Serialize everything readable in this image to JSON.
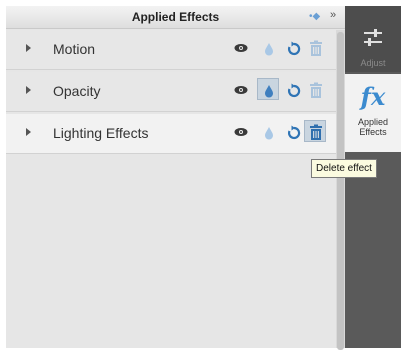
{
  "panel": {
    "title": "Applied Effects"
  },
  "effects": [
    {
      "label": "Motion",
      "selected": false,
      "visibility_button": "eye-icon",
      "keyframe_button": "drop-icon",
      "reset_button": "reset-icon",
      "delete_button": "trash-icon"
    },
    {
      "label": "Opacity",
      "selected": false,
      "visibility_button": "eye-icon",
      "keyframe_button": "drop-icon",
      "reset_button": "reset-icon",
      "delete_button": "trash-icon"
    },
    {
      "label": "Lighting Effects",
      "selected": true,
      "visibility_button": "eye-icon",
      "keyframe_button": "drop-icon",
      "reset_button": "reset-icon",
      "delete_button": "trash-icon"
    }
  ],
  "side_tabs": {
    "adjust": {
      "label": "Adjust",
      "icon": "sliders-icon"
    },
    "applied_effects": {
      "label_line1": "Applied",
      "label_line2": "Effects",
      "icon": "fx-icon",
      "fx_glyph": "fx"
    }
  },
  "tooltip": {
    "text": "Delete effect"
  },
  "colors": {
    "accent": "#3c8bcf",
    "panel_bg": "#e6e6e6",
    "side_panel_bg": "#5a5a5a",
    "tooltip_bg": "#fbfbe0"
  }
}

━━━━━━━━━━━━━━━━━━━━━━━━━━━━━━

- _What the task requires_
Quote each entry above verbatim and drop the pictures.

- _Completed exercise_
Serialize everything readable in this image to JSON.
{
  "panel": {
    "title": "Applied Effects"
  },
  "effects": [
    {
      "label": "Motion",
      "selected": false,
      "visibility_button": "eye-icon",
      "keyframe_button": "drop-icon",
      "reset_button": "reset-icon",
      "delete_button": "trash-icon"
    },
    {
      "label": "Opacity",
      "selected": false,
      "visibility_button": "eye-icon",
      "keyframe_button": "drop-icon",
      "reset_button": "reset-icon",
      "delete_button": "trash-icon"
    },
    {
      "label": "Lighting Effects",
      "selected": true,
      "visibility_button": "eye-icon",
      "keyframe_button": "drop-icon",
      "reset_button": "reset-icon",
      "delete_button": "trash-icon"
    }
  ],
  "side_tabs": {
    "adjust": {
      "label": "Adjust",
      "icon": "sliders-icon"
    },
    "applied_effects": {
      "label_line1": "Applied",
      "label_line2": "Effects",
      "icon": "fx-icon",
      "fx_glyph": "fx"
    }
  },
  "tooltip": {
    "text": "Delete effect"
  },
  "colors": {
    "accent": "#3c8bcf",
    "panel_bg": "#e6e6e6",
    "side_panel_bg": "#5a5a5a",
    "tooltip_bg": "#fbfbe0"
  }
}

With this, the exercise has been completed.